● **Records shown**:
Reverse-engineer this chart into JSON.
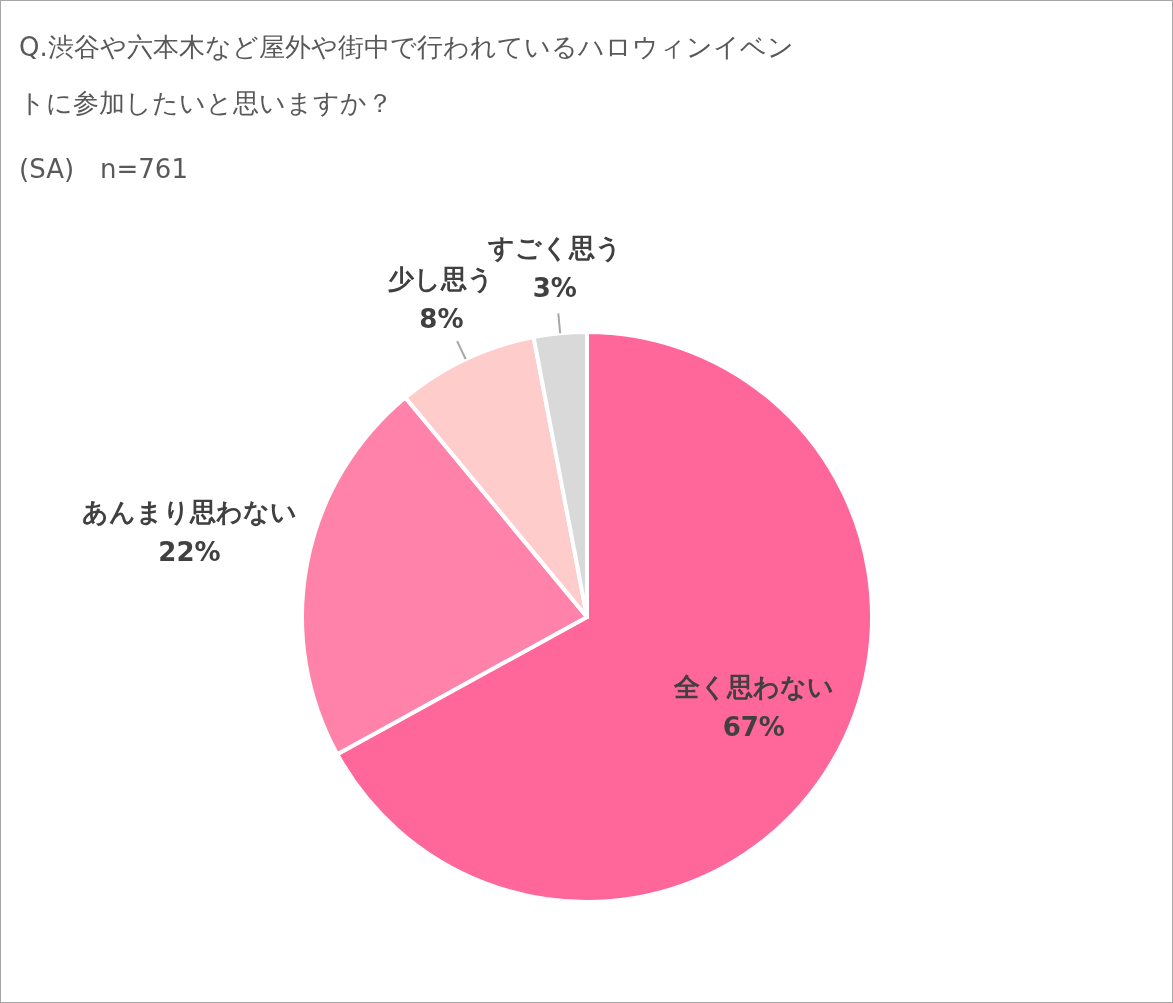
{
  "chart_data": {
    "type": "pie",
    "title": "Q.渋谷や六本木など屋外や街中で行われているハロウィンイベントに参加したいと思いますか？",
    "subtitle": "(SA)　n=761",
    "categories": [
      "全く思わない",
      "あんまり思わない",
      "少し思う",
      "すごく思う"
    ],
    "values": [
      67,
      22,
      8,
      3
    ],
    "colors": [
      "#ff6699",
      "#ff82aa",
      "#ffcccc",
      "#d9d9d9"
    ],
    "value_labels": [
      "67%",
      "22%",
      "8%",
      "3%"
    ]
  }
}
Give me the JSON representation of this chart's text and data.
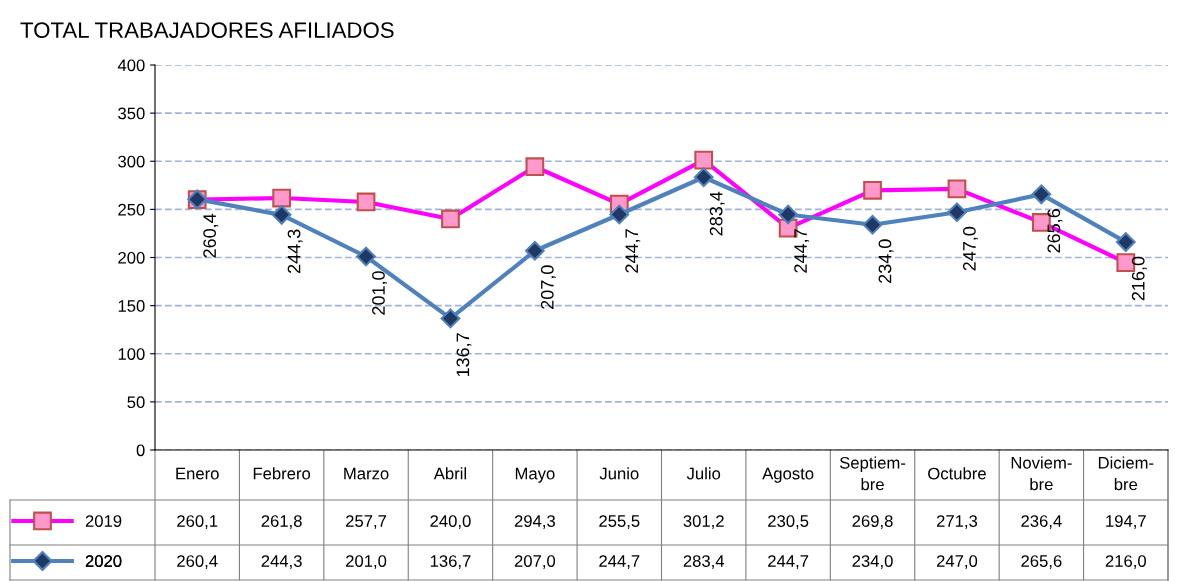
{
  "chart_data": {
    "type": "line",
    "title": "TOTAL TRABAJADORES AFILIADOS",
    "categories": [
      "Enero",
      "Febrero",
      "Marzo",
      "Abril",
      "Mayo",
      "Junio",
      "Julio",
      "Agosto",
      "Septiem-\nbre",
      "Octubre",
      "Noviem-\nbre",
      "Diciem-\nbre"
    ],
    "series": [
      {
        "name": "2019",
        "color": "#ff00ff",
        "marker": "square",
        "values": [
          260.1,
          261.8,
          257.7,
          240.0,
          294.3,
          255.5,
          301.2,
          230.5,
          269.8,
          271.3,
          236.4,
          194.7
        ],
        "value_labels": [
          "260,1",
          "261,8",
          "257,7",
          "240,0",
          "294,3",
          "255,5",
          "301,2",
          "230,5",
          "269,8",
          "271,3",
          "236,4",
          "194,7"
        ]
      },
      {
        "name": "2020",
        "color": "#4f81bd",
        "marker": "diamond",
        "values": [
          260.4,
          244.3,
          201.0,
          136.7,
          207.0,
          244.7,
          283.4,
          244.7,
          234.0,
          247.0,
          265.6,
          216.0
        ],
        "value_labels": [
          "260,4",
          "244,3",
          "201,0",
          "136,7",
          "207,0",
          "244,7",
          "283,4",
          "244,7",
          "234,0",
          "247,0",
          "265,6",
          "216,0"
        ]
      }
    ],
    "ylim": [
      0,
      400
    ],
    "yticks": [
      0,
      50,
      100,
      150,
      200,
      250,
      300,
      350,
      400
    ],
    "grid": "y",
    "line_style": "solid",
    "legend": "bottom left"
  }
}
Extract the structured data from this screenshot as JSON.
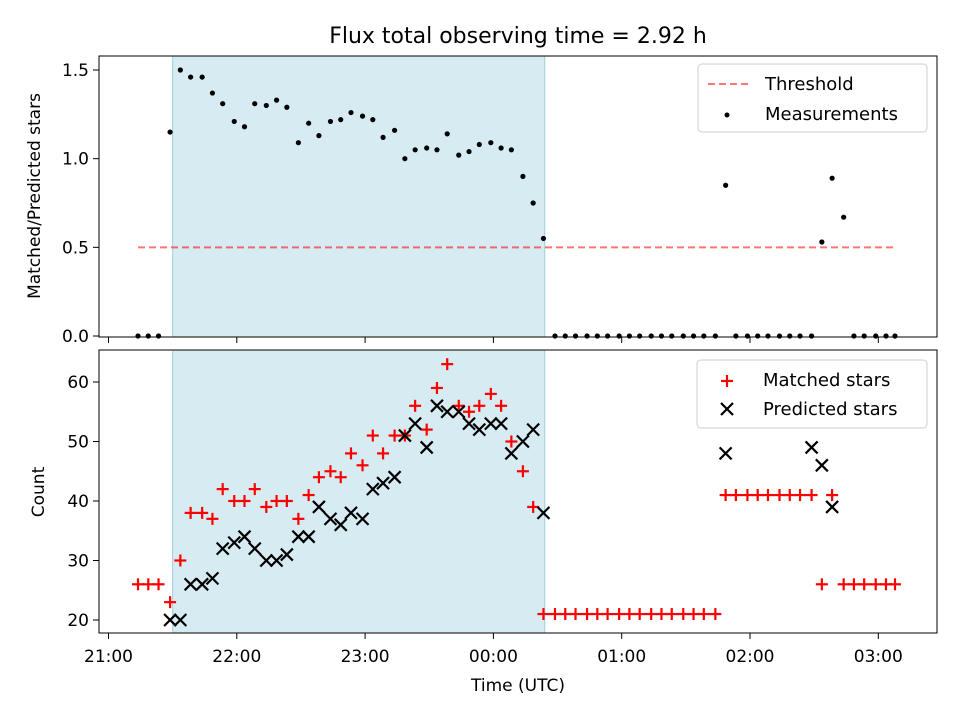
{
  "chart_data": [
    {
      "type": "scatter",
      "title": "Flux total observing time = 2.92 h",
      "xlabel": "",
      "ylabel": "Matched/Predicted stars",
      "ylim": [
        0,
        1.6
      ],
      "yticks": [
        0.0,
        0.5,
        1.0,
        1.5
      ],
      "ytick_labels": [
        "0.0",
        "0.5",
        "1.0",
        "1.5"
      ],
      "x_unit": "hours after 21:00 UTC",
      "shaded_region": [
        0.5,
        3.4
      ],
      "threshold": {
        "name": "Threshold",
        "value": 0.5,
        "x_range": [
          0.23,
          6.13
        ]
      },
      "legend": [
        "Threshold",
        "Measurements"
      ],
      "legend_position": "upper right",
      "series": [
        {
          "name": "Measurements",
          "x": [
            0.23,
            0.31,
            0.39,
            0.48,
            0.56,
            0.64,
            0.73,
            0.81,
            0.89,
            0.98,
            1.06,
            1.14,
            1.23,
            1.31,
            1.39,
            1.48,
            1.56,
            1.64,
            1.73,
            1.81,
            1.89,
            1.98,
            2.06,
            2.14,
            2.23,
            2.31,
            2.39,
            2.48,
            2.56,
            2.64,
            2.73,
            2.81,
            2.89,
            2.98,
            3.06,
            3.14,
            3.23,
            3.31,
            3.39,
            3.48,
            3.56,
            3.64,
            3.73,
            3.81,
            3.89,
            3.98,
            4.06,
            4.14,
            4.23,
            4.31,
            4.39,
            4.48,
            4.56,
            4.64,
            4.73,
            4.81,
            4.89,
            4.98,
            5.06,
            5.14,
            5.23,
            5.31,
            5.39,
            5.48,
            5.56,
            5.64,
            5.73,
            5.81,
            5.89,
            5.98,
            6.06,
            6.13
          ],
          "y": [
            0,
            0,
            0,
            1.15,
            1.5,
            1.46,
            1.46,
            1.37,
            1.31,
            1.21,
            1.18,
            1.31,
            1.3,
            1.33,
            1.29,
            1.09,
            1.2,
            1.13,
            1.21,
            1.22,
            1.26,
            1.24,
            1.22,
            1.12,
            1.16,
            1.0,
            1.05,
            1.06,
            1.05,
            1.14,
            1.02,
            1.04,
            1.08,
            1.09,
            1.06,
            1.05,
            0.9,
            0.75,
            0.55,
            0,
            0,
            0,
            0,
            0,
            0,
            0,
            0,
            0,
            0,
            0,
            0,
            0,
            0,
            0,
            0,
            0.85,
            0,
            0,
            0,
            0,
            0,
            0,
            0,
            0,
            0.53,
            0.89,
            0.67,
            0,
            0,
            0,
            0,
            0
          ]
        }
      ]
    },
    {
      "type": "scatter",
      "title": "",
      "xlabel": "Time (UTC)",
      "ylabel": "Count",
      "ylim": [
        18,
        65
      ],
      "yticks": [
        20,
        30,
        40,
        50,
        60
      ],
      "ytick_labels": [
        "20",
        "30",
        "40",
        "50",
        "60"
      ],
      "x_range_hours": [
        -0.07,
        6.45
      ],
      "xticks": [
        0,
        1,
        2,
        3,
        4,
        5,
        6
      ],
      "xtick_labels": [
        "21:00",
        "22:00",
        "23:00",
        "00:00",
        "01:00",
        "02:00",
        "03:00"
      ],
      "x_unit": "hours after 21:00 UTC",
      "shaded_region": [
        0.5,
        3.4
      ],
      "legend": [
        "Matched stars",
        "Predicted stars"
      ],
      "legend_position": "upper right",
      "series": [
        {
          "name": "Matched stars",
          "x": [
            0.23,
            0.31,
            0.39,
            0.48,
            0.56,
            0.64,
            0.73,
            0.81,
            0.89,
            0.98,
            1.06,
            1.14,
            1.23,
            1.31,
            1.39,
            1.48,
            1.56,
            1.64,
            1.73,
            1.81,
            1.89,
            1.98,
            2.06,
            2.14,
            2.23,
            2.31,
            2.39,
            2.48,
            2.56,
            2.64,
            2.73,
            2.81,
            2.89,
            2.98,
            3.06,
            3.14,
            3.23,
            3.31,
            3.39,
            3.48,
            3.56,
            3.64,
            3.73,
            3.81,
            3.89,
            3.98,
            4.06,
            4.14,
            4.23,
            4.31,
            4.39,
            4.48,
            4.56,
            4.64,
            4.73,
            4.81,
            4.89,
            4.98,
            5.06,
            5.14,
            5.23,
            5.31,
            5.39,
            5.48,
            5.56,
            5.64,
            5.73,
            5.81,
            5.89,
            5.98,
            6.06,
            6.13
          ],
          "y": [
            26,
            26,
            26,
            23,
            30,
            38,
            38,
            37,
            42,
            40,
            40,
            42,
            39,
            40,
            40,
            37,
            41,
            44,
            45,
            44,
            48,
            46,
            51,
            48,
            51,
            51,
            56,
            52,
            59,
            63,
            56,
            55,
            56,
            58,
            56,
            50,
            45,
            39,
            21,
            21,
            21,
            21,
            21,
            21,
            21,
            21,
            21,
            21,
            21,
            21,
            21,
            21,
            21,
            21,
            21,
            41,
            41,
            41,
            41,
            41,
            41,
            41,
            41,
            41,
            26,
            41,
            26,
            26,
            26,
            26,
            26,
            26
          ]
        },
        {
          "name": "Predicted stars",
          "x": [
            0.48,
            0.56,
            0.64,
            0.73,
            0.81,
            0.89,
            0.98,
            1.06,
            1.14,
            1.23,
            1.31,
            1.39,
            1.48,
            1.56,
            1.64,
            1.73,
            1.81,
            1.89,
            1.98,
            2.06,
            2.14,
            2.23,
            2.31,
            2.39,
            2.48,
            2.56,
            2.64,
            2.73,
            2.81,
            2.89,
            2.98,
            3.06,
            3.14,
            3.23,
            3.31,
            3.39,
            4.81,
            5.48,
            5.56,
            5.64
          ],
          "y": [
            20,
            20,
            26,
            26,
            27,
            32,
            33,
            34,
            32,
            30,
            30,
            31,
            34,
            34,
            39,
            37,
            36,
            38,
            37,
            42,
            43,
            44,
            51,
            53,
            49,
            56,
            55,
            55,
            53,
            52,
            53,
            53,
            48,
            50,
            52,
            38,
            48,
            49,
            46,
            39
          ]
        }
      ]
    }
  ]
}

● **Objective**: In the listing above, find each line with the word "JSON" and copy it.

● **Finished exercise**:
Reverse-engineer this chart into JSON.
Give me the JSON representation of this chart's text and data.
Extract the structured data from this screenshot as JSON.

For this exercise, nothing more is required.